*Exercise requirements*.
The listing beneath should be written out in full, exactly as shown.

+++ Data section

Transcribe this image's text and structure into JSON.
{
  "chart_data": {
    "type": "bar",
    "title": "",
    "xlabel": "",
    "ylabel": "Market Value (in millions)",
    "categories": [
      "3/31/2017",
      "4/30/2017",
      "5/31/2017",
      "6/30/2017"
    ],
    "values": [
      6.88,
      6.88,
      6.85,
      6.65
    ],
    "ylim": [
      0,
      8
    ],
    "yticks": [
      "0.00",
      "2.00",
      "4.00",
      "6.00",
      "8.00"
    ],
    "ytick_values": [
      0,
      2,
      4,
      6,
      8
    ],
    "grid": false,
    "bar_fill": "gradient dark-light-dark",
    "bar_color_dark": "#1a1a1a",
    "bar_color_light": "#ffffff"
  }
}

++++++

*The reply*.
Transcribe this image's text and structure into JSON.
{
  "chart_data": {
    "type": "bar",
    "title": "",
    "xlabel": "",
    "ylabel": "Market Value (in millions)",
    "categories": [
      "3/31/2017",
      "4/30/2017",
      "5/31/2017",
      "6/30/2017"
    ],
    "values": [
      6.88,
      6.88,
      6.85,
      6.65
    ],
    "ylim": [
      0,
      8
    ],
    "yticks": [
      "0.00",
      "2.00",
      "4.00",
      "6.00",
      "8.00"
    ],
    "ytick_values": [
      0,
      2,
      4,
      6,
      8
    ],
    "grid": false,
    "bar_fill": "gradient dark-light-dark",
    "bar_color_dark": "#1a1a1a",
    "bar_color_light": "#ffffff"
  }
}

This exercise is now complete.